■ Records shown

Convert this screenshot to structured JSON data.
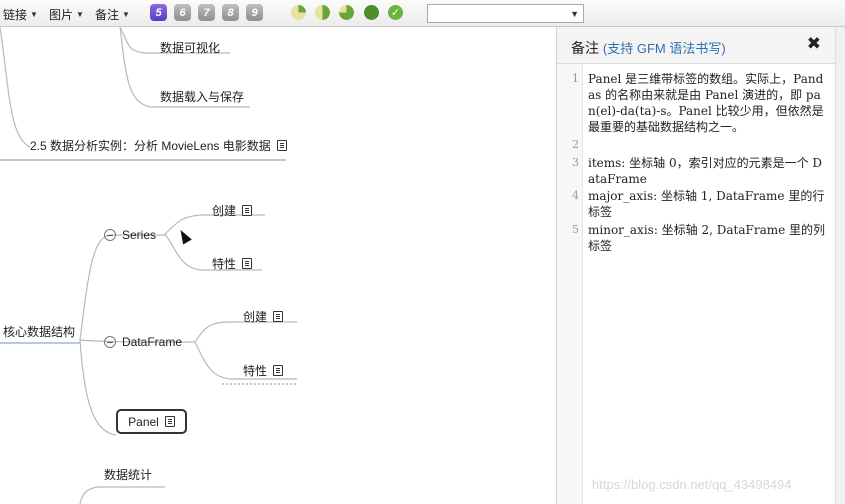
{
  "toolbar": {
    "menus": [
      {
        "label": "链接"
      },
      {
        "label": "图片"
      },
      {
        "label": "备注"
      }
    ],
    "priorities": [
      "5",
      "6",
      "7",
      "8",
      "9"
    ],
    "active_priority": "5",
    "progress_icons": [
      "progress-quarter-icon",
      "progress-half-icon",
      "progress-three-quarter-icon",
      "progress-full-icon",
      "progress-done-icon"
    ],
    "template_select_value": ""
  },
  "mindmap": {
    "nodes": {
      "data_visualization": "数据可视化",
      "data_load_save": "数据载入与保存",
      "case_study": "2.5 数据分析实例：分析 MovieLens 电影数据",
      "core_structures": "核心数据结构",
      "series": "Series",
      "series_create": "创建",
      "series_props": "特性",
      "dataframe": "DataFrame",
      "dataframe_create": "创建",
      "dataframe_props": "特性",
      "panel": "Panel",
      "data_stats": "数据统计"
    },
    "colors": {
      "branch": "#b9b9b9",
      "underline": "#9fb8d3"
    }
  },
  "note": {
    "title": "备注",
    "subtitle": "(支持 GFM 语法书写)",
    "lines": [
      {
        "num": "1",
        "text": "Panel 是三维带标签的数组。实际上，Pandas 的名称由来就是由 Panel 演进的，即 pan(el)-da(ta)-s。Panel 比较少用，但依然是最重要的基础数据结构之一。"
      },
      {
        "num": "2",
        "text": ""
      },
      {
        "num": "3",
        "text": "items: 坐标轴 0，索引对应的元素是一个 DataFrame"
      },
      {
        "num": "4",
        "text": "major_axis: 坐标轴 1, DataFrame 里的行标签"
      },
      {
        "num": "5",
        "text": "minor_axis: 坐标轴 2, DataFrame 里的列标签"
      }
    ]
  },
  "watermark": "https://blog.csdn.net/qq_43498494"
}
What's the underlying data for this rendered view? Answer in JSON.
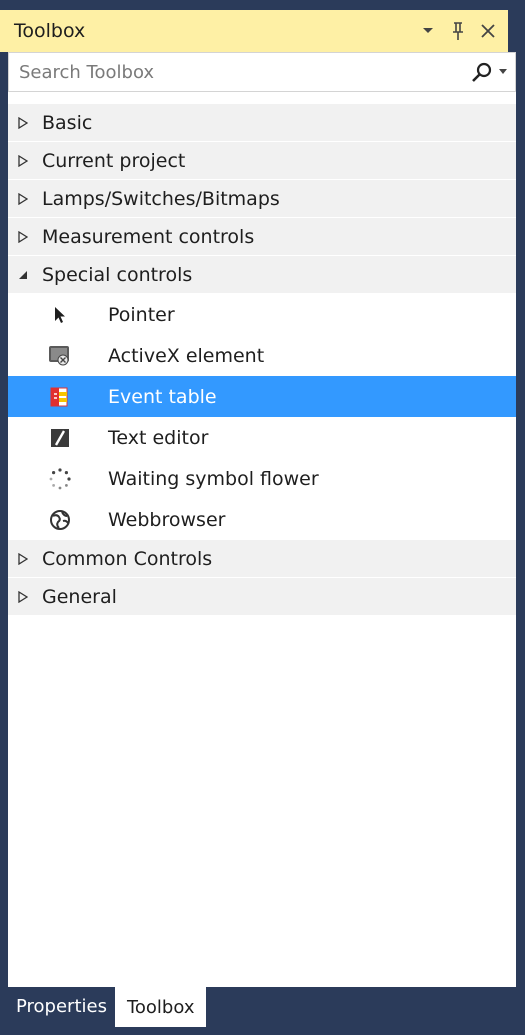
{
  "window": {
    "title": "Toolbox",
    "controls": [
      "dropdown-icon",
      "pin-icon",
      "close-icon"
    ]
  },
  "search": {
    "placeholder": "Search Toolbox"
  },
  "groups": [
    {
      "label": "Basic",
      "expanded": false
    },
    {
      "label": "Current project",
      "expanded": false
    },
    {
      "label": "Lamps/Switches/Bitmaps",
      "expanded": false
    },
    {
      "label": "Measurement controls",
      "expanded": false
    },
    {
      "label": "Special controls",
      "expanded": true,
      "items": [
        {
          "label": "Pointer",
          "icon": "pointer-icon"
        },
        {
          "label": "ActiveX element",
          "icon": "activex-icon"
        },
        {
          "label": "Event table",
          "icon": "event-table-icon",
          "selected": true
        },
        {
          "label": "Text editor",
          "icon": "text-editor-icon"
        },
        {
          "label": "Waiting symbol flower",
          "icon": "waiting-flower-icon"
        },
        {
          "label": "Webbrowser",
          "icon": "webbrowser-icon"
        }
      ]
    },
    {
      "label": "Common Controls",
      "expanded": false
    },
    {
      "label": "General",
      "expanded": false
    }
  ],
  "tabs": [
    {
      "label": "Properties",
      "active": false
    },
    {
      "label": "Toolbox",
      "active": true
    }
  ],
  "colors": {
    "title_bg": "#fef0a5",
    "selection": "#3399ff",
    "frame": "#2b3b5a"
  }
}
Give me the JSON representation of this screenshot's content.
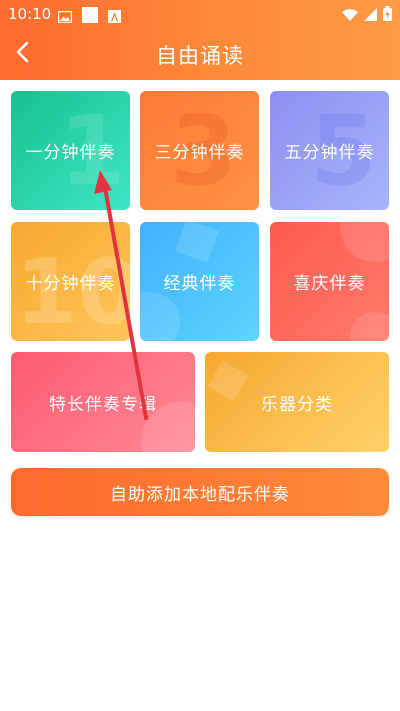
{
  "status": {
    "time": "10:10",
    "icons": [
      "image-icon",
      "square-icon",
      "a-icon",
      "wifi-icon",
      "signal-icon",
      "battery-icon"
    ]
  },
  "header": {
    "back_icon": "chevron-left-icon",
    "title": "自由诵读"
  },
  "tiles": [
    {
      "label": "一分钟伴奏",
      "number": "1",
      "color": "#20c79b"
    },
    {
      "label": "三分钟伴奏",
      "number": "3",
      "color": "#ff7e38"
    },
    {
      "label": "五分钟伴奏",
      "number": "5",
      "color": "#959cf3"
    },
    {
      "label": "十分钟伴奏",
      "number": "10",
      "color": "#f9b340"
    },
    {
      "label": "经典伴奏",
      "number": "",
      "color": "#45bdfd"
    },
    {
      "label": "喜庆伴奏",
      "number": "",
      "color": "#ff625a"
    },
    {
      "label": "特长伴奏专辑",
      "number": "",
      "color": "#ff6a7d"
    },
    {
      "label": "乐器分类",
      "number": "",
      "color": "#f8bb46"
    }
  ],
  "add_button": {
    "label": "自助添加本地配乐伴奏"
  },
  "annotation": {
    "type": "red-arrow",
    "color": "#e0353f"
  }
}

■ Task prompt
Reproduce the full material exactly, excluding the pictures.

■ Expected answer
Convert this screenshot to structured JSON data.
{
  "toolbar": {
    "menus": [
      {
        "label": "链接"
      },
      {
        "label": "图片"
      },
      {
        "label": "备注"
      }
    ],
    "priorities": [
      "5",
      "6",
      "7",
      "8",
      "9"
    ],
    "active_priority": "5",
    "progress_icons": [
      "progress-quarter-icon",
      "progress-half-icon",
      "progress-three-quarter-icon",
      "progress-full-icon",
      "progress-done-icon"
    ],
    "template_select_value": ""
  },
  "mindmap": {
    "nodes": {
      "data_visualization": "数据可视化",
      "data_load_save": "数据载入与保存",
      "case_study": "2.5 数据分析实例：分析 MovieLens 电影数据",
      "core_structures": "核心数据结构",
      "series": "Series",
      "series_create": "创建",
      "series_props": "特性",
      "dataframe": "DataFrame",
      "dataframe_create": "创建",
      "dataframe_props": "特性",
      "panel": "Panel",
      "data_stats": "数据统计"
    },
    "colors": {
      "branch": "#b9b9b9",
      "underline": "#9fb8d3"
    }
  },
  "note": {
    "title": "备注",
    "subtitle": "(支持 GFM 语法书写)",
    "lines": [
      {
        "num": "1",
        "text": "Panel 是三维带标签的数组。实际上，Pandas 的名称由来就是由 Panel 演进的，即 pan(el)-da(ta)-s。Panel 比较少用，但依然是最重要的基础数据结构之一。"
      },
      {
        "num": "2",
        "text": ""
      },
      {
        "num": "3",
        "text": "items: 坐标轴 0，索引对应的元素是一个 DataFrame"
      },
      {
        "num": "4",
        "text": "major_axis: 坐标轴 1, DataFrame 里的行标签"
      },
      {
        "num": "5",
        "text": "minor_axis: 坐标轴 2, DataFrame 里的列标签"
      }
    ]
  },
  "watermark": "https://blog.csdn.net/qq_43498494"
}
What's the underlying data for this rendered view? Answer in JSON.
{
  "window": {
    "title": "Toolbox",
    "controls": [
      "dropdown-icon",
      "pin-icon",
      "close-icon"
    ]
  },
  "search": {
    "placeholder": "Search Toolbox"
  },
  "groups": [
    {
      "label": "Basic",
      "expanded": false
    },
    {
      "label": "Current project",
      "expanded": false
    },
    {
      "label": "Lamps/Switches/Bitmaps",
      "expanded": false
    },
    {
      "label": "Measurement controls",
      "expanded": false
    },
    {
      "label": "Special controls",
      "expanded": true,
      "items": [
        {
          "label": "Pointer",
          "icon": "pointer-icon"
        },
        {
          "label": "ActiveX element",
          "icon": "activex-icon"
        },
        {
          "label": "Event table",
          "icon": "event-table-icon",
          "selected": true
        },
        {
          "label": "Text editor",
          "icon": "text-editor-icon"
        },
        {
          "label": "Waiting symbol flower",
          "icon": "waiting-flower-icon"
        },
        {
          "label": "Webbrowser",
          "icon": "webbrowser-icon"
        }
      ]
    },
    {
      "label": "Common Controls",
      "expanded": false
    },
    {
      "label": "General",
      "expanded": false
    }
  ],
  "tabs": [
    {
      "label": "Properties",
      "active": false
    },
    {
      "label": "Toolbox",
      "active": true
    }
  ],
  "colors": {
    "title_bg": "#fef0a5",
    "selection": "#3399ff",
    "frame": "#2b3b5a"
  }
}
Give me the JSON representation of this screenshot's content.
{
  "status": {
    "time": "10:10",
    "icons": [
      "image-icon",
      "square-icon",
      "a-icon",
      "wifi-icon",
      "signal-icon",
      "battery-icon"
    ]
  },
  "header": {
    "back_icon": "chevron-left-icon",
    "title": "自由诵读"
  },
  "tiles": [
    {
      "label": "一分钟伴奏",
      "number": "1",
      "color": "#20c79b"
    },
    {
      "label": "三分钟伴奏",
      "number": "3",
      "color": "#ff7e38"
    },
    {
      "label": "五分钟伴奏",
      "number": "5",
      "color": "#959cf3"
    },
    {
      "label": "十分钟伴奏",
      "number": "10",
      "color": "#f9b340"
    },
    {
      "label": "经典伴奏",
      "number": "",
      "color": "#45bdfd"
    },
    {
      "label": "喜庆伴奏",
      "number": "",
      "color": "#ff625a"
    },
    {
      "label": "特长伴奏专辑",
      "number": "",
      "color": "#ff6a7d"
    },
    {
      "label": "乐器分类",
      "number": "",
      "color": "#f8bb46"
    }
  ],
  "add_button": {
    "label": "自助添加本地配乐伴奏"
  },
  "annotation": {
    "type": "red-arrow",
    "color": "#e0353f"
  }
}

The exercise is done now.